### [AIM]
Return all lines with the word "результата" in them.

......

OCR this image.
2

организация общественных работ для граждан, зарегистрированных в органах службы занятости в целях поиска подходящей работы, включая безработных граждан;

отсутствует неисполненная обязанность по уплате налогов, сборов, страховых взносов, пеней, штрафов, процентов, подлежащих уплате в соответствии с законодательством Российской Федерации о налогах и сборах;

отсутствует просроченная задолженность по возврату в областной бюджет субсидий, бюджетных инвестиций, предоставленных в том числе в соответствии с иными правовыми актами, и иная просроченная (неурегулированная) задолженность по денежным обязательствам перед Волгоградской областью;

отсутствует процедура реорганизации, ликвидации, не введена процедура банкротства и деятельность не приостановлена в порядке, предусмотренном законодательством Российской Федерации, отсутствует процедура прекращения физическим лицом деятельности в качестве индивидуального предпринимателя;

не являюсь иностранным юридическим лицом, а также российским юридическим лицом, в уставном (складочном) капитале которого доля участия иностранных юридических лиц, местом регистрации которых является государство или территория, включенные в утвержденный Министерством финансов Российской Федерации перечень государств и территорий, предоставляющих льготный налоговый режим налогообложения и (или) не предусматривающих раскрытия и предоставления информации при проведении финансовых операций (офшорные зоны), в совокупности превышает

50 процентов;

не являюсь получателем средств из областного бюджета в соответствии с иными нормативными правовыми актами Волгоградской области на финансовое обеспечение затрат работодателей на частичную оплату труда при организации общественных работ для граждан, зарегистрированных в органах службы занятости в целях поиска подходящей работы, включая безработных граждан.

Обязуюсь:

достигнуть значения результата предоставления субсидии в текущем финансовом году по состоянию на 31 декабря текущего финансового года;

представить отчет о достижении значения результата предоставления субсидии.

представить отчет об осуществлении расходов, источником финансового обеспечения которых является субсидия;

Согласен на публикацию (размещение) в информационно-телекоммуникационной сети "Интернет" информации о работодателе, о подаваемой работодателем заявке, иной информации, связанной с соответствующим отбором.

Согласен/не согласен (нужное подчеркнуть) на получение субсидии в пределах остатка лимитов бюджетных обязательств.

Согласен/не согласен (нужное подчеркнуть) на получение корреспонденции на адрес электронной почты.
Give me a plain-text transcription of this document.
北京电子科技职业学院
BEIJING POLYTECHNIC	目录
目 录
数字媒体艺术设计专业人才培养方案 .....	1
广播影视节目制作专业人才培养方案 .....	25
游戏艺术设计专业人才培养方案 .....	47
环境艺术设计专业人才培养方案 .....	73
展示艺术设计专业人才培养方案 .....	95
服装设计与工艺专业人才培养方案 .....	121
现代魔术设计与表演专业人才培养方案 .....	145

......

### [FINISHED ANSWER]
достигнуть значения результата предоставления субсидии в текущем финансовом году по состоянию на 31 декабря текущего финансового года;
представить отчет о достижении значения результата предоставления субсидии.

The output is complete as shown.